----- 提供テキスト

ドローン最大手DJIが米商務省の禁輸リスト入り、ドローンによる監視は人権侵害
最近、米国政府がDJIを取り締まろうとしているという報道が増えていたが、米国時間12月18日、商務省はDJIを「エンティティリスト」(禁輸リスト)に加えることになった。ロイター通信とDrone DJは、州当局者との電話会議に基づいて第一報を報じた。今回加わる77の企業のリストもある。
このニュースは、DJIにとって相当大きな打撃だ。設立14年になる同社は、ドローンの分野で完全に支配的な勢力だった。ここ米国では、推計で市場の77%を握っている。
米国と中国の間の緊張の高まりは、合衆国におけるDJIのプレゼンスにとって長年、不吉な懸念だった。特に問題とされたのが、ドローンの監視能力だ。消費者向けドローンで大きく成功したDJIは、産業用と政府向けのドローンとしても広く利用されている。それどころか同社のエンタープライズ製品の中には、政府向けを明記した製品系列もある。
DJIは、リストに加えられた数十社のひとつ。同じく重要な企業がチップのメーカーであるSMICだ。米商務長官のWilbur Ross(ウィルバー・ロス)氏は、リスト公開時の声明で激しい言葉で非難している。
中国の、その国境の中と外における腐敗と威圧の振る舞いは、米国の安全にとって有害であり、同盟諸国と協調国の主権を損ない、人権および民族的宗教的少数者集団の尊厳を侵犯している。商務省は、オープンで自由な市場原理に基づいて開発生産された米国の技術が、有害で不正な目的で使われないことを確実にするために行動している。
中国は、強制労働やDNAの採取、および網羅的な監視などの不埒な行為を活発化して、新疆などの地域の住民を抑圧している。過去2年あまりにわたり当該政権は50近い企業を、中国共産党の少数民族弱者に対する卑劣な攻撃を支持した廉でエンティティリストに加えてきた。今回の新たな追加により我々は、チベットなどを含む中国のそのほかの地域と、それらに対する権威主義的な政権が行っている行為にも、これらの原則を適用する。
昨年商務省はHuawei(ファーウェイ)とその関連企業数社をリストに載せ、ファーウェイの力を大幅に削いだことで注目を浴びた。とりわけ大きな制約は、同社がAndroidなどの米国の重要な技術にアクセスできなくなったことだ。ファーウェイは独自のオペレーティングシステムを開発する道を選んだが、それはまだ同社の安定路線になっていない。

----------
----- データ行

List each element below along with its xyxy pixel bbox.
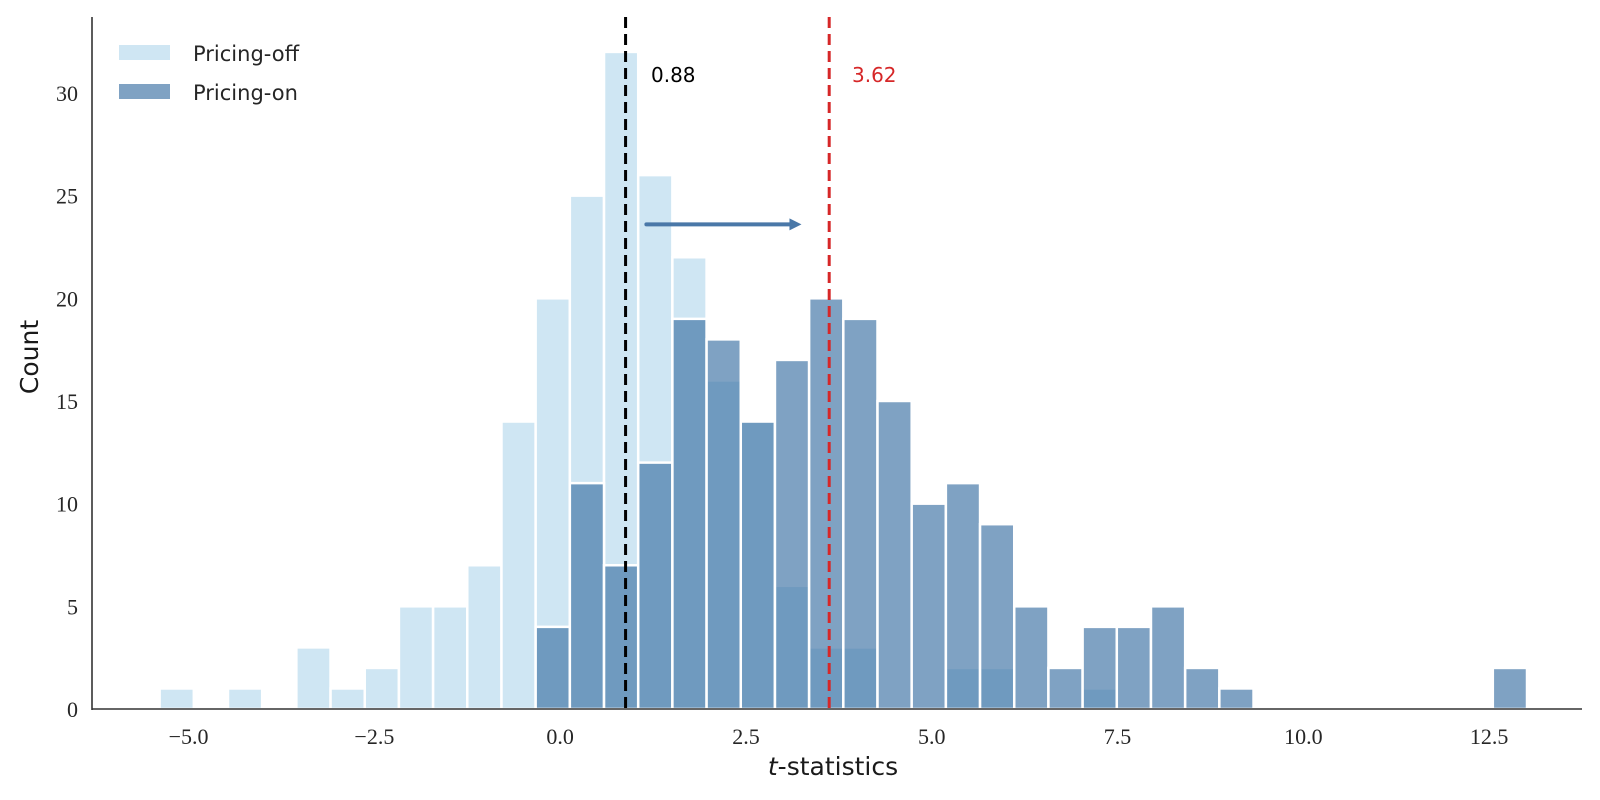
bar-pricing-on [636, 461, 674, 711]
annotation-pricing-off-mean: 0.88 [651, 63, 696, 87]
bar-pricing-on [807, 297, 845, 711]
bar-pricing-on [944, 481, 982, 711]
bar-pricing-on [1491, 666, 1529, 711]
pricing-on-bars [534, 297, 1529, 711]
bar-pricing-on [910, 502, 948, 711]
x-tick-label: 0.0 [546, 724, 574, 749]
annotation-pricing-on-mean: 3.62 [852, 63, 897, 87]
y-tick-label: 10 [56, 492, 78, 517]
legend-label-pricing-off: Pricing-off [193, 42, 300, 66]
bar-pricing-off [431, 605, 469, 711]
y-tick-label: 20 [56, 286, 78, 311]
bar-pricing-on [534, 625, 572, 711]
y-tick-label: 30 [56, 81, 78, 106]
bar-pricing-on [739, 420, 777, 711]
x-tick-label: 2.5 [732, 724, 760, 749]
bar-pricing-on [1047, 666, 1084, 711]
bar-pricing-on [1149, 605, 1187, 711]
bar-pricing-off [466, 564, 503, 711]
y-tick-label: 25 [56, 184, 78, 209]
bar-pricing-on [978, 522, 1016, 711]
y-axis-label: Count [15, 320, 44, 394]
bar-pricing-on [568, 481, 606, 711]
x-tick-label: 7.5 [1104, 724, 1132, 749]
y-tick-label: 0 [67, 697, 78, 722]
y-tick-label: 5 [67, 594, 78, 619]
reference-lines [624, 17, 831, 709]
x-tick-label: −2.5 [354, 724, 394, 749]
bar-pricing-off [329, 687, 366, 711]
bar-pricing-on [876, 399, 913, 711]
bar-pricing-on [1081, 625, 1119, 711]
bar-pricing-on [773, 358, 811, 711]
legend-label-pricing-on: Pricing-on [193, 81, 298, 105]
x-tick-label: −5.0 [169, 724, 209, 749]
x-tick-label: 5.0 [918, 724, 946, 749]
arrow-head-icon [789, 218, 802, 231]
x-axis-label-italic: t [768, 752, 779, 781]
tick-labels: −5.0 −2.5 0.0 2.5 5.0 7.5 10.0 12.5 0 5 10 15 20 25 30 [56, 81, 1508, 749]
bar-pricing-on [842, 317, 879, 711]
bar-pricing-off [295, 646, 332, 711]
bar-pricing-on [671, 317, 708, 711]
bar-pricing-off [158, 687, 196, 711]
bar-pricing-off [226, 687, 264, 711]
bar-pricing-on [705, 338, 743, 711]
bar-pricing-off [397, 605, 435, 711]
bar-pricing-off [363, 666, 401, 711]
legend-swatch-pricing-on [119, 84, 170, 99]
bar-pricing-on [1012, 605, 1050, 711]
x-axis-label-rest: -statistics [778, 752, 898, 781]
x-tick-label: 10.0 [1284, 724, 1323, 749]
bar-pricing-on [1115, 625, 1153, 711]
axes [91, 17, 1582, 710]
shift-arrow [644, 218, 802, 231]
legend: Pricing-off Pricing-on [119, 42, 300, 105]
y-tick-label: 15 [56, 389, 78, 414]
bar-pricing-on [602, 564, 640, 711]
bar-pricing-off [500, 420, 537, 711]
bar-pricing-on [1218, 687, 1255, 711]
x-tick-label: 12.5 [1470, 724, 1509, 749]
legend-swatch-pricing-off [119, 45, 170, 60]
x-axis-label: t-statistics [768, 752, 898, 781]
bar-pricing-on [1183, 666, 1221, 711]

----------

> _目的_: 提供テキストの中で、米商務省のエンティティリスト（禁輸リスト）に加えられた、または載せられたと書かれている企業を、名前が明記されているものに限ってすべて挙げてください。 これらの資料は提供テキストとは別個のものです。

> _結果_: DJI、SMIC、Huawei（ファーウェイ）